Brief: Carry none of the pictures over; write out the complete data exactly.

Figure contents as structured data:
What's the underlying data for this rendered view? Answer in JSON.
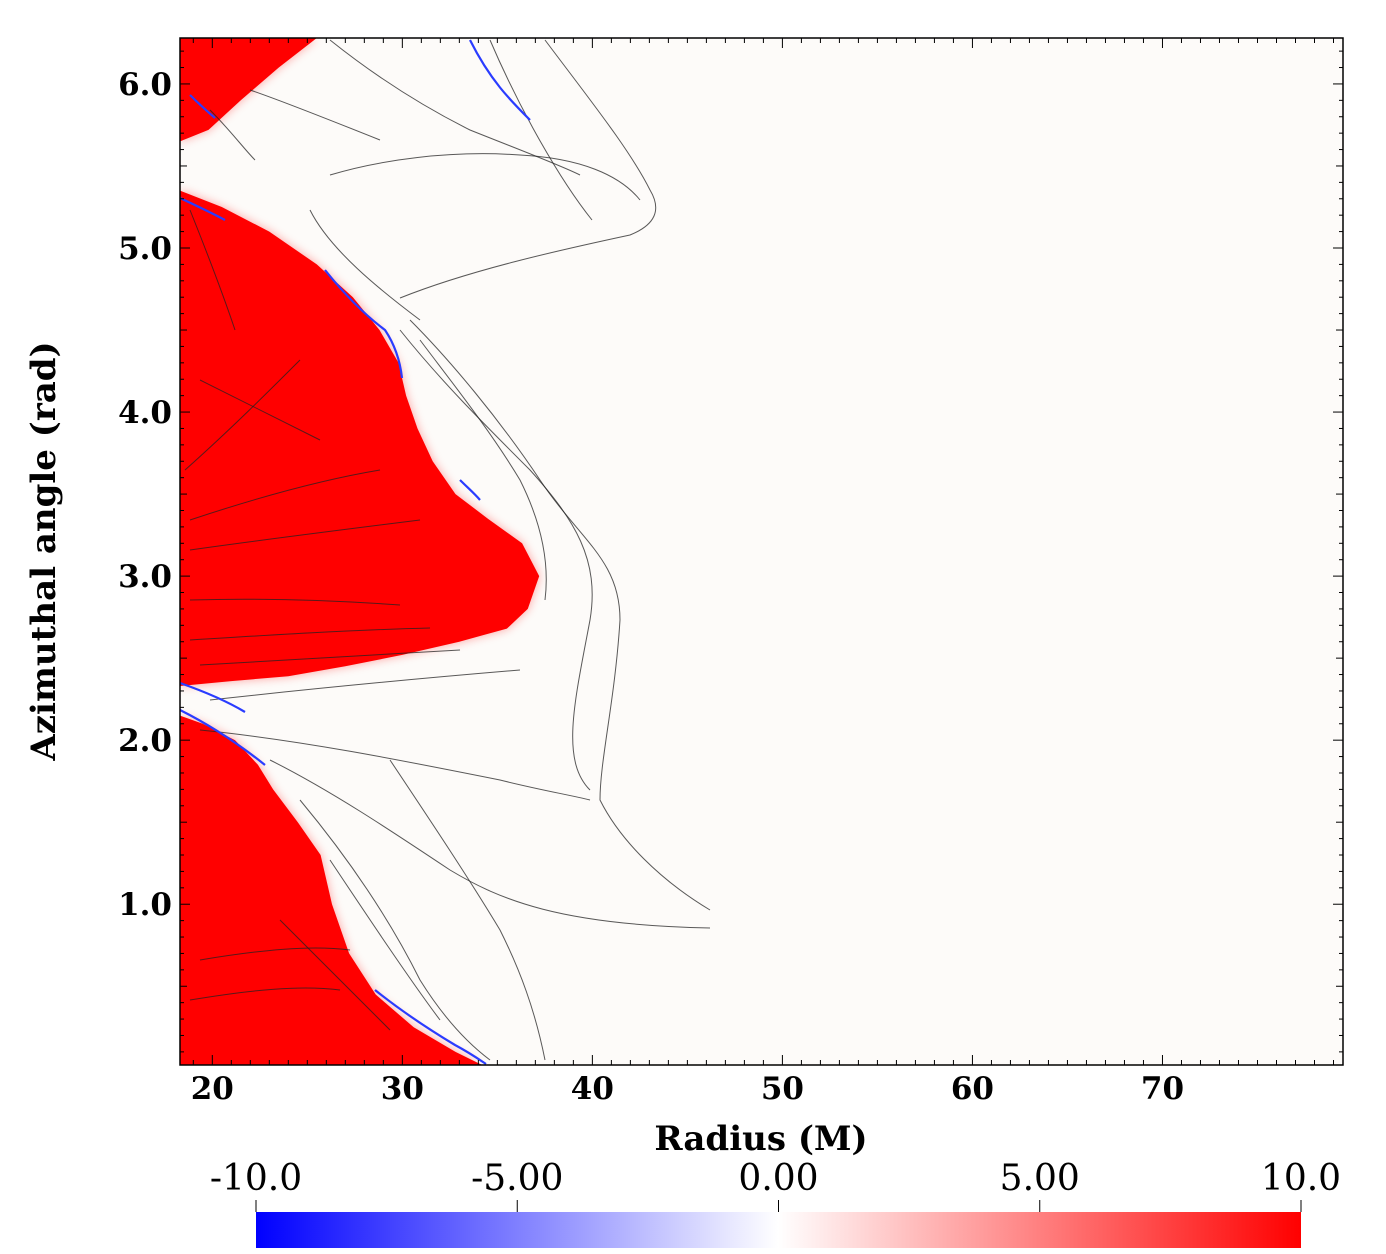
{
  "chart_data": {
    "type": "heatmap",
    "title": "",
    "xlabel": "Radius (M)",
    "ylabel": "Azimuthal angle (rad)",
    "xlim": [
      18.3,
      79.5
    ],
    "ylim": [
      0.02,
      6.28
    ],
    "x_ticks": [
      "20",
      "30",
      "40",
      "50",
      "60",
      "70"
    ],
    "x_tick_values": [
      20,
      30,
      40,
      50,
      60,
      70
    ],
    "y_ticks": [
      "1.0",
      "2.0",
      "3.0",
      "4.0",
      "5.0",
      "6.0"
    ],
    "y_tick_values": [
      1.0,
      2.0,
      3.0,
      4.0,
      5.0,
      6.0
    ],
    "colorbar": {
      "range": [
        -10,
        10
      ],
      "ticks": [
        "-10.0",
        "-5.00",
        "0.00",
        "5.00",
        "10.0"
      ],
      "tick_values": [
        -10,
        -5,
        0,
        5,
        10
      ],
      "colors": {
        "min": "#0000ff",
        "mid": "#ffffff",
        "max": "#ff0000"
      }
    },
    "regions": [
      {
        "value": 10,
        "boundary": [
          [
            18.3,
            2.33
          ],
          [
            21,
            2.36
          ],
          [
            24,
            2.39
          ],
          [
            27,
            2.45
          ],
          [
            30,
            2.52
          ],
          [
            33,
            2.6
          ],
          [
            35.5,
            2.68
          ],
          [
            36.6,
            2.8
          ],
          [
            37.2,
            3.0
          ],
          [
            36.3,
            3.2
          ],
          [
            34.5,
            3.35
          ],
          [
            32.8,
            3.5
          ],
          [
            31.6,
            3.7
          ],
          [
            30.8,
            3.9
          ],
          [
            30.2,
            4.1
          ],
          [
            29.8,
            4.3
          ],
          [
            28.8,
            4.5
          ],
          [
            27.4,
            4.7
          ],
          [
            25.5,
            4.9
          ],
          [
            23,
            5.1
          ],
          [
            20.5,
            5.25
          ],
          [
            18.3,
            5.35
          ]
        ]
      },
      {
        "value": 10,
        "boundary": [
          [
            18.3,
            0.02
          ],
          [
            34.2,
            0.02
          ],
          [
            32.8,
            0.1
          ],
          [
            30.6,
            0.25
          ],
          [
            28.6,
            0.45
          ],
          [
            27.2,
            0.7
          ],
          [
            26.3,
            1.0
          ],
          [
            25.7,
            1.3
          ],
          [
            24.5,
            1.5
          ],
          [
            23.2,
            1.7
          ],
          [
            22.4,
            1.85
          ],
          [
            21.2,
            2.0
          ],
          [
            19.5,
            2.1
          ],
          [
            18.3,
            2.15
          ]
        ]
      },
      {
        "value": 10,
        "boundary": [
          [
            18.3,
            6.28
          ],
          [
            25.5,
            6.28
          ],
          [
            23.5,
            6.1
          ],
          [
            21.5,
            5.9
          ],
          [
            19.8,
            5.72
          ],
          [
            18.3,
            5.65
          ]
        ]
      }
    ]
  }
}
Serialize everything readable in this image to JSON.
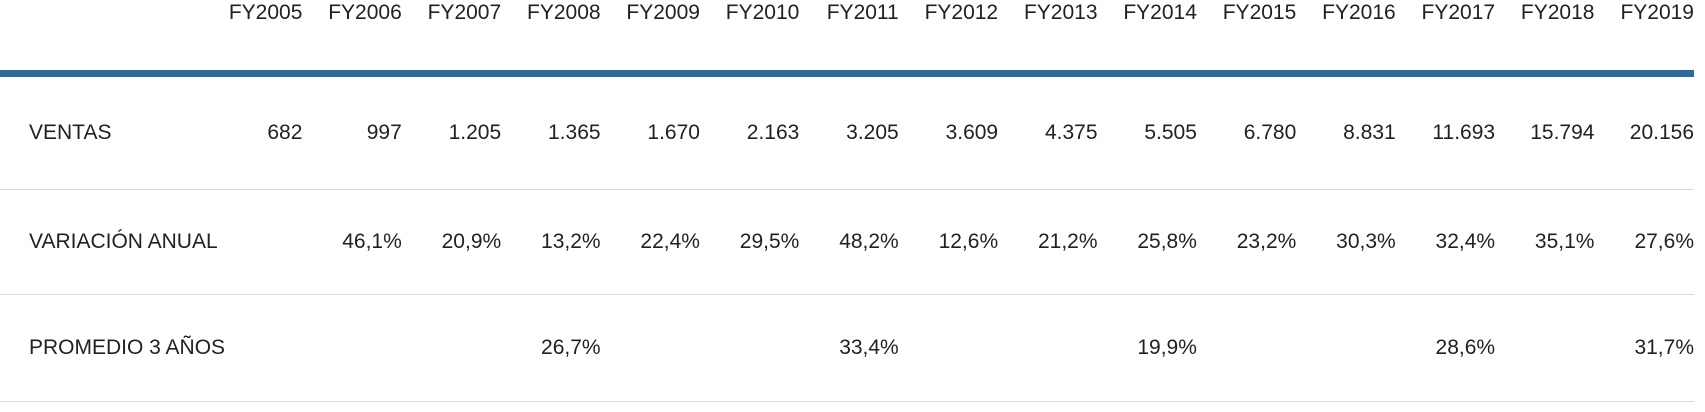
{
  "table": {
    "columns": [
      "FY2005",
      "FY2006",
      "FY2007",
      "FY2008",
      "FY2009",
      "FY2010",
      "FY2011",
      "FY2012",
      "FY2013",
      "FY2014",
      "FY2015",
      "FY2016",
      "FY2017",
      "FY2018",
      "FY2019"
    ],
    "rows": [
      {
        "label": "VENTAS",
        "values": [
          "682",
          "997",
          "1.205",
          "1.365",
          "1.670",
          "2.163",
          "3.205",
          "3.609",
          "4.375",
          "5.505",
          "6.780",
          "8.831",
          "11.693",
          "15.794",
          "20.156"
        ]
      },
      {
        "label": "VARIACIÓN ANUAL",
        "values": [
          "",
          "46,1%",
          "20,9%",
          "13,2%",
          "22,4%",
          "29,5%",
          "48,2%",
          "12,6%",
          "21,2%",
          "25,8%",
          "23,2%",
          "30,3%",
          "32,4%",
          "35,1%",
          "27,6%"
        ]
      },
      {
        "label": "PROMEDIO 3 AÑOS",
        "values": [
          "",
          "",
          "",
          "26,7%",
          "",
          "",
          "33,4%",
          "",
          "",
          "19,9%",
          "",
          "",
          "28,6%",
          "",
          "31,7%"
        ]
      }
    ]
  },
  "colors": {
    "header_rule": "#2c6b9a",
    "row_divider": "#d9d9d9",
    "text": "#212121",
    "background": "#ffffff"
  },
  "chart_data": {
    "type": "table",
    "title": "",
    "categories": [
      "FY2005",
      "FY2006",
      "FY2007",
      "FY2008",
      "FY2009",
      "FY2010",
      "FY2011",
      "FY2012",
      "FY2013",
      "FY2014",
      "FY2015",
      "FY2016",
      "FY2017",
      "FY2018",
      "FY2019"
    ],
    "series": [
      {
        "name": "VENTAS",
        "unit": "",
        "values": [
          682,
          997,
          1205,
          1365,
          1670,
          2163,
          3205,
          3609,
          4375,
          5505,
          6780,
          8831,
          11693,
          15794,
          20156
        ]
      },
      {
        "name": "VARIACIÓN ANUAL",
        "unit": "%",
        "values": [
          null,
          46.1,
          20.9,
          13.2,
          22.4,
          29.5,
          48.2,
          12.6,
          21.2,
          25.8,
          23.2,
          30.3,
          32.4,
          35.1,
          27.6
        ]
      },
      {
        "name": "PROMEDIO 3 AÑOS",
        "unit": "%",
        "values": [
          null,
          null,
          null,
          26.7,
          null,
          null,
          33.4,
          null,
          null,
          19.9,
          null,
          null,
          28.6,
          null,
          31.7
        ]
      }
    ],
    "layout": {
      "number_format": "es-ES (dot thousands, comma decimals)",
      "grid": "horizontal dividers only",
      "header_rule_color": "#2c6b9a"
    }
  }
}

Response below:
What's the underlying data for this rendered view? Answer in JSON.
{
  "chart_data": {
    "type": "heatmap",
    "title": "",
    "xlabel": "Radius (M)",
    "ylabel": "Azimuthal angle (rad)",
    "xlim": [
      18.3,
      79.5
    ],
    "ylim": [
      0.02,
      6.28
    ],
    "x_ticks": [
      "20",
      "30",
      "40",
      "50",
      "60",
      "70"
    ],
    "x_tick_values": [
      20,
      30,
      40,
      50,
      60,
      70
    ],
    "y_ticks": [
      "1.0",
      "2.0",
      "3.0",
      "4.0",
      "5.0",
      "6.0"
    ],
    "y_tick_values": [
      1.0,
      2.0,
      3.0,
      4.0,
      5.0,
      6.0
    ],
    "colorbar": {
      "range": [
        -10,
        10
      ],
      "ticks": [
        "-10.0",
        "-5.00",
        "0.00",
        "5.00",
        "10.0"
      ],
      "tick_values": [
        -10,
        -5,
        0,
        5,
        10
      ],
      "colors": {
        "min": "#0000ff",
        "mid": "#ffffff",
        "max": "#ff0000"
      }
    },
    "regions": [
      {
        "value": 10,
        "boundary": [
          [
            18.3,
            2.33
          ],
          [
            21,
            2.36
          ],
          [
            24,
            2.39
          ],
          [
            27,
            2.45
          ],
          [
            30,
            2.52
          ],
          [
            33,
            2.6
          ],
          [
            35.5,
            2.68
          ],
          [
            36.6,
            2.8
          ],
          [
            37.2,
            3.0
          ],
          [
            36.3,
            3.2
          ],
          [
            34.5,
            3.35
          ],
          [
            32.8,
            3.5
          ],
          [
            31.6,
            3.7
          ],
          [
            30.8,
            3.9
          ],
          [
            30.2,
            4.1
          ],
          [
            29.8,
            4.3
          ],
          [
            28.8,
            4.5
          ],
          [
            27.4,
            4.7
          ],
          [
            25.5,
            4.9
          ],
          [
            23,
            5.1
          ],
          [
            20.5,
            5.25
          ],
          [
            18.3,
            5.35
          ]
        ]
      },
      {
        "value": 10,
        "boundary": [
          [
            18.3,
            0.02
          ],
          [
            34.2,
            0.02
          ],
          [
            32.8,
            0.1
          ],
          [
            30.6,
            0.25
          ],
          [
            28.6,
            0.45
          ],
          [
            27.2,
            0.7
          ],
          [
            26.3,
            1.0
          ],
          [
            25.7,
            1.3
          ],
          [
            24.5,
            1.5
          ],
          [
            23.2,
            1.7
          ],
          [
            22.4,
            1.85
          ],
          [
            21.2,
            2.0
          ],
          [
            19.5,
            2.1
          ],
          [
            18.3,
            2.15
          ]
        ]
      },
      {
        "value": 10,
        "boundary": [
          [
            18.3,
            6.28
          ],
          [
            25.5,
            6.28
          ],
          [
            23.5,
            6.1
          ],
          [
            21.5,
            5.9
          ],
          [
            19.8,
            5.72
          ],
          [
            18.3,
            5.65
          ]
        ]
      }
    ]
  }
}
Serialize everything readable in this image to JSON.
{
  "table": {
    "columns": [
      "FY2005",
      "FY2006",
      "FY2007",
      "FY2008",
      "FY2009",
      "FY2010",
      "FY2011",
      "FY2012",
      "FY2013",
      "FY2014",
      "FY2015",
      "FY2016",
      "FY2017",
      "FY2018",
      "FY2019"
    ],
    "rows": [
      {
        "label": "VENTAS",
        "values": [
          "682",
          "997",
          "1.205",
          "1.365",
          "1.670",
          "2.163",
          "3.205",
          "3.609",
          "4.375",
          "5.505",
          "6.780",
          "8.831",
          "11.693",
          "15.794",
          "20.156"
        ]
      },
      {
        "label": "VARIACIÓN ANUAL",
        "values": [
          "",
          "46,1%",
          "20,9%",
          "13,2%",
          "22,4%",
          "29,5%",
          "48,2%",
          "12,6%",
          "21,2%",
          "25,8%",
          "23,2%",
          "30,3%",
          "32,4%",
          "35,1%",
          "27,6%"
        ]
      },
      {
        "label": "PROMEDIO 3 AÑOS",
        "values": [
          "",
          "",
          "",
          "26,7%",
          "",
          "",
          "33,4%",
          "",
          "",
          "19,9%",
          "",
          "",
          "28,6%",
          "",
          "31,7%"
        ]
      }
    ]
  },
  "colors": {
    "header_rule": "#2c6b9a",
    "row_divider": "#d9d9d9",
    "text": "#212121",
    "background": "#ffffff"
  },
  "chart_data": {
    "type": "table",
    "title": "",
    "categories": [
      "FY2005",
      "FY2006",
      "FY2007",
      "FY2008",
      "FY2009",
      "FY2010",
      "FY2011",
      "FY2012",
      "FY2013",
      "FY2014",
      "FY2015",
      "FY2016",
      "FY2017",
      "FY2018",
      "FY2019"
    ],
    "series": [
      {
        "name": "VENTAS",
        "unit": "",
        "values": [
          682,
          997,
          1205,
          1365,
          1670,
          2163,
          3205,
          3609,
          4375,
          5505,
          6780,
          8831,
          11693,
          15794,
          20156
        ]
      },
      {
        "name": "VARIACIÓN ANUAL",
        "unit": "%",
        "values": [
          null,
          46.1,
          20.9,
          13.2,
          22.4,
          29.5,
          48.2,
          12.6,
          21.2,
          25.8,
          23.2,
          30.3,
          32.4,
          35.1,
          27.6
        ]
      },
      {
        "name": "PROMEDIO 3 AÑOS",
        "unit": "%",
        "values": [
          null,
          null,
          null,
          26.7,
          null,
          null,
          33.4,
          null,
          null,
          19.9,
          null,
          null,
          28.6,
          null,
          31.7
        ]
      }
    ],
    "layout": {
      "number_format": "es-ES (dot thousands, comma decimals)",
      "grid": "horizontal dividers only",
      "header_rule_color": "#2c6b9a"
    }
  }
}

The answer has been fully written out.